YOUR TASK » Quote every line below exactly and skip any picture.

[start INFORMATION SHOWN]

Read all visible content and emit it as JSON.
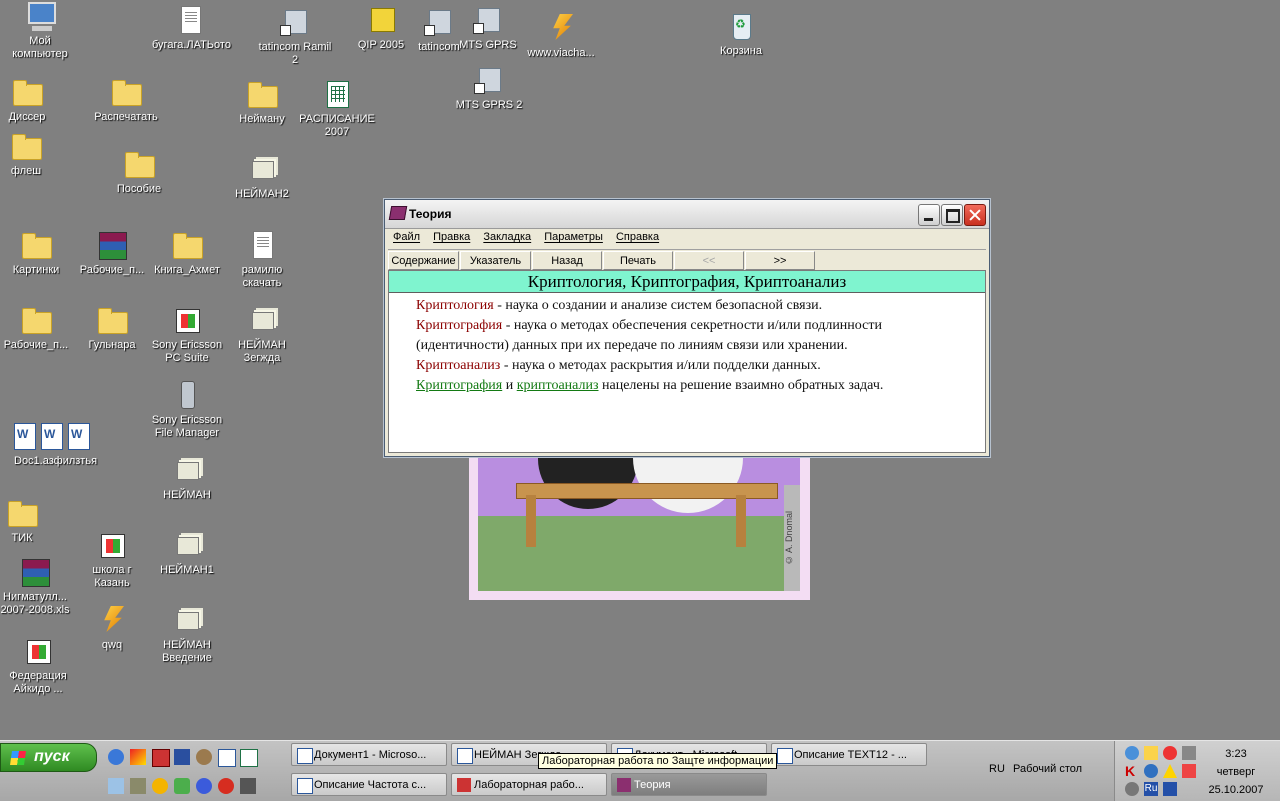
{
  "desktop": {
    "icons": [
      {
        "label": "Мой компьютер",
        "icon": "computer-icon"
      },
      {
        "label": "бугага.ЛАТЬото",
        "icon": "documents-icon"
      },
      {
        "label": "tatincom Ramil 2",
        "icon": "network-shortcut-icon"
      },
      {
        "label": "QIP 2005",
        "icon": "qip-icon"
      },
      {
        "label": "tatincom",
        "icon": "network-shortcut-icon"
      },
      {
        "label": "MTS GPRS",
        "icon": "network-shortcut-icon"
      },
      {
        "label": "www.viacha...",
        "icon": "winamp-icon"
      },
      {
        "label": "Корзина",
        "icon": "recycle-bin-icon"
      },
      {
        "label": "MTS GPRS 2",
        "icon": "network-shortcut-icon"
      },
      {
        "label": "Диссер",
        "icon": "folder-icon"
      },
      {
        "label": "Распечатать",
        "icon": "folder-icon"
      },
      {
        "label": "Нейману",
        "icon": "folder-icon"
      },
      {
        "label": "РАСПИСАНИЕ 2007",
        "icon": "excel-file-icon"
      },
      {
        "label": "флеш",
        "icon": "folder-icon"
      },
      {
        "label": "Пособие",
        "icon": "folder-icon"
      },
      {
        "label": "НЕЙМАН2",
        "icon": "document-stack-icon"
      },
      {
        "label": "Картинки",
        "icon": "folder-icon"
      },
      {
        "label": "Рабочие_п...",
        "icon": "winrar-icon"
      },
      {
        "label": "Книга_Ахмет",
        "icon": "folder-icon"
      },
      {
        "label": "рамилю скачать",
        "icon": "text-file-icon"
      },
      {
        "label": "Рабочие_п...",
        "icon": "folder-icon"
      },
      {
        "label": "Гульнара",
        "icon": "folder-icon"
      },
      {
        "label": "Sony Ericsson PC Suite",
        "icon": "sony-ericsson-icon"
      },
      {
        "label": "НЕЙМАН Зегжда",
        "icon": "document-stack-icon"
      },
      {
        "label": "Sony Ericsson File Manager",
        "icon": "phone-icon"
      },
      {
        "label": "Doc1.азфилзтья",
        "icon": "word-docs-icon"
      },
      {
        "label": "НЕЙМАН",
        "icon": "document-stack-icon"
      },
      {
        "label": "ТИК",
        "icon": "folder-icon"
      },
      {
        "label": "школа г Казань",
        "icon": "program-icon"
      },
      {
        "label": "НЕЙМАН1",
        "icon": "document-stack-icon"
      },
      {
        "label": "Нигматулл... 2007-2008.xls",
        "icon": "winrar-icon"
      },
      {
        "label": "qwq",
        "icon": "winamp-icon"
      },
      {
        "label": "НЕЙМАН Введение",
        "icon": "document-stack-icon"
      },
      {
        "label": "Федерация Айкидо ...",
        "icon": "program-icon"
      }
    ]
  },
  "picture": {
    "signature": "© A. Dnomal"
  },
  "window": {
    "title": "Теория",
    "menu": [
      "Файл",
      "Правка",
      "Закладка",
      "Параметры",
      "Справка"
    ],
    "toolbar": [
      "Содержание",
      "Указатель",
      "Назад",
      "Печать",
      "<<",
      ">>"
    ],
    "topic_title": "Криптология, Криптография, Криптоанализ",
    "lines": {
      "l1_term": "Криптология",
      "l1_rest": " - наука о создании и анализе систем безопасной связи.",
      "l2_term": "Криптография",
      "l2_rest": " - наука о методах обеспечения секретности и/или подлинности",
      "l3": "(идентичности) данных при их передаче по линиям связи или хранении.",
      "l4_term": "Криптоанализ",
      "l4_rest": " - наука о методах раскрытия и/или подделки данных.",
      "l5_link1": "Криптография",
      "l5_and": " и ",
      "l5_link2": "криптоанализ",
      "l5_rest": " нацелены на решение взаимно обратных задач."
    }
  },
  "taskbar": {
    "start_label": "пуск",
    "tasks_row1": [
      "Документ1 - Microso...",
      "НЕЙМАН Зегжда - ...",
      "Документ - Microsoft...",
      "Описание TEXT12 - ..."
    ],
    "tasks_row2": [
      "Описание Частота с...",
      "Лабораторная рабо...",
      "Теория"
    ],
    "tooltip": "Лабораторная работа по Защте информации",
    "lang": "RU",
    "deskbar": "Рабочий стол",
    "clock_time": "3:23",
    "clock_day": "четверг",
    "clock_date": "25.10.2007"
  }
}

[end INFORMATION SHOWN]

ANSWER »
Read all visible content and emit it as JSON.
{
  "desktop": {
    "icons": [
      {
        "label": "Мой компьютер",
        "icon": "computer-icon"
      },
      {
        "label": "бугага.ЛАТЬото",
        "icon": "documents-icon"
      },
      {
        "label": "tatincom Ramil 2",
        "icon": "network-shortcut-icon"
      },
      {
        "label": "QIP 2005",
        "icon": "qip-icon"
      },
      {
        "label": "tatincom",
        "icon": "network-shortcut-icon"
      },
      {
        "label": "MTS GPRS",
        "icon": "network-shortcut-icon"
      },
      {
        "label": "www.viacha...",
        "icon": "winamp-icon"
      },
      {
        "label": "Корзина",
        "icon": "recycle-bin-icon"
      },
      {
        "label": "MTS GPRS 2",
        "icon": "network-shortcut-icon"
      },
      {
        "label": "Диссер",
        "icon": "folder-icon"
      },
      {
        "label": "Распечатать",
        "icon": "folder-icon"
      },
      {
        "label": "Нейману",
        "icon": "folder-icon"
      },
      {
        "label": "РАСПИСАНИЕ 2007",
        "icon": "excel-file-icon"
      },
      {
        "label": "флеш",
        "icon": "folder-icon"
      },
      {
        "label": "Пособие",
        "icon": "folder-icon"
      },
      {
        "label": "НЕЙМАН2",
        "icon": "document-stack-icon"
      },
      {
        "label": "Картинки",
        "icon": "folder-icon"
      },
      {
        "label": "Рабочие_п...",
        "icon": "winrar-icon"
      },
      {
        "label": "Книга_Ахмет",
        "icon": "folder-icon"
      },
      {
        "label": "рамилю скачать",
        "icon": "text-file-icon"
      },
      {
        "label": "Рабочие_п...",
        "icon": "folder-icon"
      },
      {
        "label": "Гульнара",
        "icon": "folder-icon"
      },
      {
        "label": "Sony Ericsson PC Suite",
        "icon": "sony-ericsson-icon"
      },
      {
        "label": "НЕЙМАН Зегжда",
        "icon": "document-stack-icon"
      },
      {
        "label": "Sony Ericsson File Manager",
        "icon": "phone-icon"
      },
      {
        "label": "Doc1.азфилзтья",
        "icon": "word-docs-icon"
      },
      {
        "label": "НЕЙМАН",
        "icon": "document-stack-icon"
      },
      {
        "label": "ТИК",
        "icon": "folder-icon"
      },
      {
        "label": "школа г Казань",
        "icon": "program-icon"
      },
      {
        "label": "НЕЙМАН1",
        "icon": "document-stack-icon"
      },
      {
        "label": "Нигматулл... 2007-2008.xls",
        "icon": "winrar-icon"
      },
      {
        "label": "qwq",
        "icon": "winamp-icon"
      },
      {
        "label": "НЕЙМАН Введение",
        "icon": "document-stack-icon"
      },
      {
        "label": "Федерация Айкидо ...",
        "icon": "program-icon"
      }
    ]
  },
  "picture": {
    "signature": "© A. Dnomal"
  },
  "window": {
    "title": "Теория",
    "menu": [
      "Файл",
      "Правка",
      "Закладка",
      "Параметры",
      "Справка"
    ],
    "toolbar": [
      "Содержание",
      "Указатель",
      "Назад",
      "Печать",
      "<<",
      ">>"
    ],
    "topic_title": "Криптология, Криптография, Криптоанализ",
    "lines": {
      "l1_term": "Криптология",
      "l1_rest": " - наука о создании и анализе систем безопасной связи.",
      "l2_term": "Криптография",
      "l2_rest": " - наука о методах обеспечения секретности и/или подлинности",
      "l3": "(идентичности) данных при их передаче по линиям связи или хранении.",
      "l4_term": "Криптоанализ",
      "l4_rest": " - наука о методах раскрытия и/или подделки данных.",
      "l5_link1": "Криптография",
      "l5_and": " и ",
      "l5_link2": "криптоанализ",
      "l5_rest": " нацелены на решение взаимно обратных задач."
    }
  },
  "taskbar": {
    "start_label": "пуск",
    "tasks_row1": [
      "Документ1 - Microso...",
      "НЕЙМАН Зегжда - ...",
      "Документ - Microsoft...",
      "Описание TEXT12 - ..."
    ],
    "tasks_row2": [
      "Описание Частота с...",
      "Лабораторная рабо...",
      "Теория"
    ],
    "tooltip": "Лабораторная работа по Защте информации",
    "lang": "RU",
    "deskbar": "Рабочий стол",
    "clock_time": "3:23",
    "clock_day": "четверг",
    "clock_date": "25.10.2007"
  }
}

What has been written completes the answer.